◆ **GIVEN TASK**:
Read the entries below and pull out each line with the string "фигуры".
------------------------------------------------
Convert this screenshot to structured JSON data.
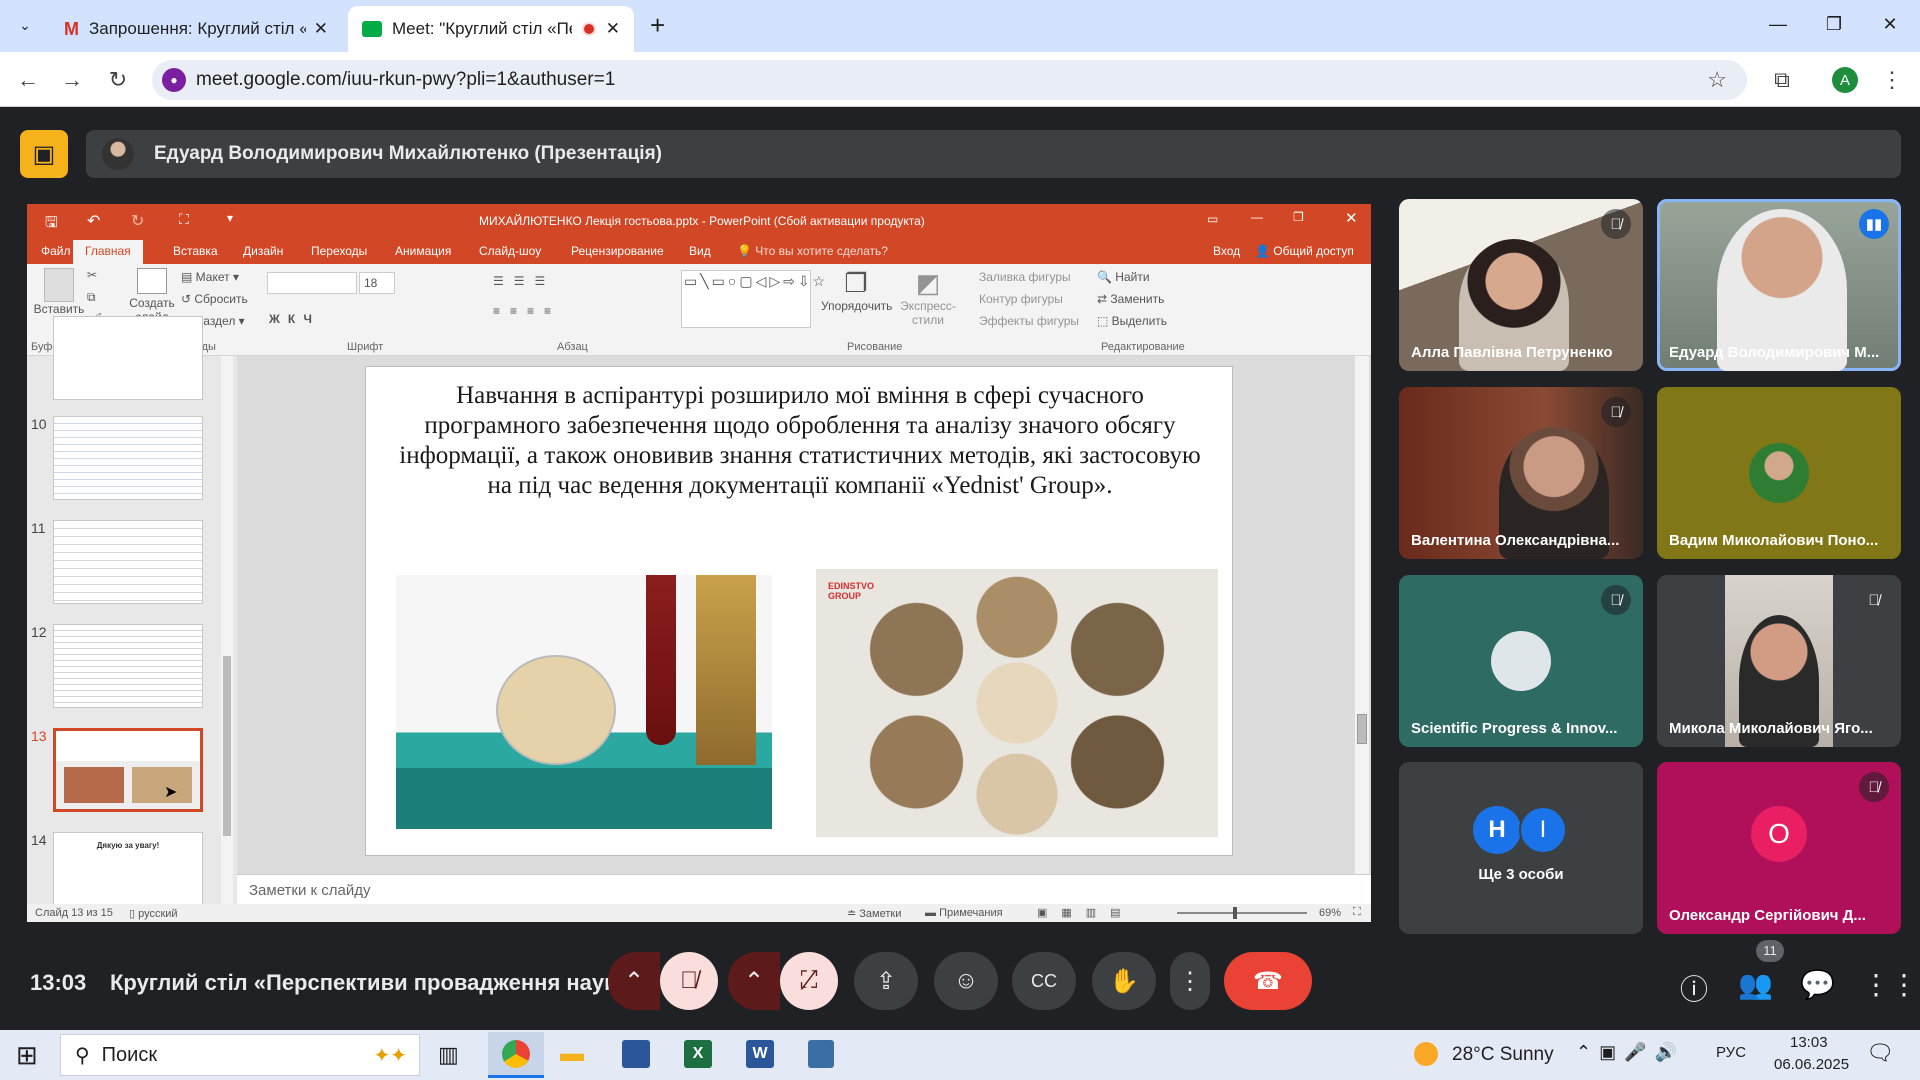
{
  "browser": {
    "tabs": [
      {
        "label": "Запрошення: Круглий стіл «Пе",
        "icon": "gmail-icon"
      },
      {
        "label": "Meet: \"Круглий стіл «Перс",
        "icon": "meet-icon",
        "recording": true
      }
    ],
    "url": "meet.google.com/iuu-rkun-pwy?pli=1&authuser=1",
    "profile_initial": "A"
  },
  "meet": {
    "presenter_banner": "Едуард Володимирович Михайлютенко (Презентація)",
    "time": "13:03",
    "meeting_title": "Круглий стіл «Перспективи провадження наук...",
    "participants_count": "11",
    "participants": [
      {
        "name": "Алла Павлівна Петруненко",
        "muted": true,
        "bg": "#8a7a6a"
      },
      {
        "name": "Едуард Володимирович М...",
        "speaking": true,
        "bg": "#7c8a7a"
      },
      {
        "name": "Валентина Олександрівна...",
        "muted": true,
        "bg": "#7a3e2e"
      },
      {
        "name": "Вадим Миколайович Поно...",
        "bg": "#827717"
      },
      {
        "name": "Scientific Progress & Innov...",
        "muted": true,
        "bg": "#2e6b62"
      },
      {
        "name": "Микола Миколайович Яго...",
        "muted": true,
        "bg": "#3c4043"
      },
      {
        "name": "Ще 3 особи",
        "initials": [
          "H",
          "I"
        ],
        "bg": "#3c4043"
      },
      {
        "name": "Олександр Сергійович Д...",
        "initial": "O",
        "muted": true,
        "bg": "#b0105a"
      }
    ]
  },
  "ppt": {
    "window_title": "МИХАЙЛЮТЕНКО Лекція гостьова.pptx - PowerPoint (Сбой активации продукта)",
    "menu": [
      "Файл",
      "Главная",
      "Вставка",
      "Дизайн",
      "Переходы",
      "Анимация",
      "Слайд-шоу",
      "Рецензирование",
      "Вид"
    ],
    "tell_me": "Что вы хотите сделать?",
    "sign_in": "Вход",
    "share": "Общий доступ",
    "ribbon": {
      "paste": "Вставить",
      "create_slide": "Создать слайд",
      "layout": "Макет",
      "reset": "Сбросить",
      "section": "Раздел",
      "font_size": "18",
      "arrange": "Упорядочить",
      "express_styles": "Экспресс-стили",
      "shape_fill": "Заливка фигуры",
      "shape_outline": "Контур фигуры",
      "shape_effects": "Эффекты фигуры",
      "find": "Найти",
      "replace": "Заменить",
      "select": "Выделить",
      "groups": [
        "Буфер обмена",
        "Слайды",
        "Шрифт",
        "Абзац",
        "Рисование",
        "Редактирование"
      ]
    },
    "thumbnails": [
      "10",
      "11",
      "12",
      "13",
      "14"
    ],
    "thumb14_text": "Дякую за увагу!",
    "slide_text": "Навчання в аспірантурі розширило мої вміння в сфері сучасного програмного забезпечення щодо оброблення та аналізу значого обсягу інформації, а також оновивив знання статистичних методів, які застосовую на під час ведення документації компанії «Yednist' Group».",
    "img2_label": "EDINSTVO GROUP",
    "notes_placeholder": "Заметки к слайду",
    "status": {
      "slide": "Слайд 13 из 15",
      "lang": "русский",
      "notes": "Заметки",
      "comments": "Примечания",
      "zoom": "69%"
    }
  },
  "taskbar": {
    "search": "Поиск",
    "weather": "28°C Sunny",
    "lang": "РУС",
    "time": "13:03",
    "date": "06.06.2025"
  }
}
------------------------------------------------
◆ **CORRECT RESULT**:
      "shape_fill": "Заливка фигуры",
      "shape_outline": "Контур фигуры",
      "shape_effects": "Эффекты фигуры",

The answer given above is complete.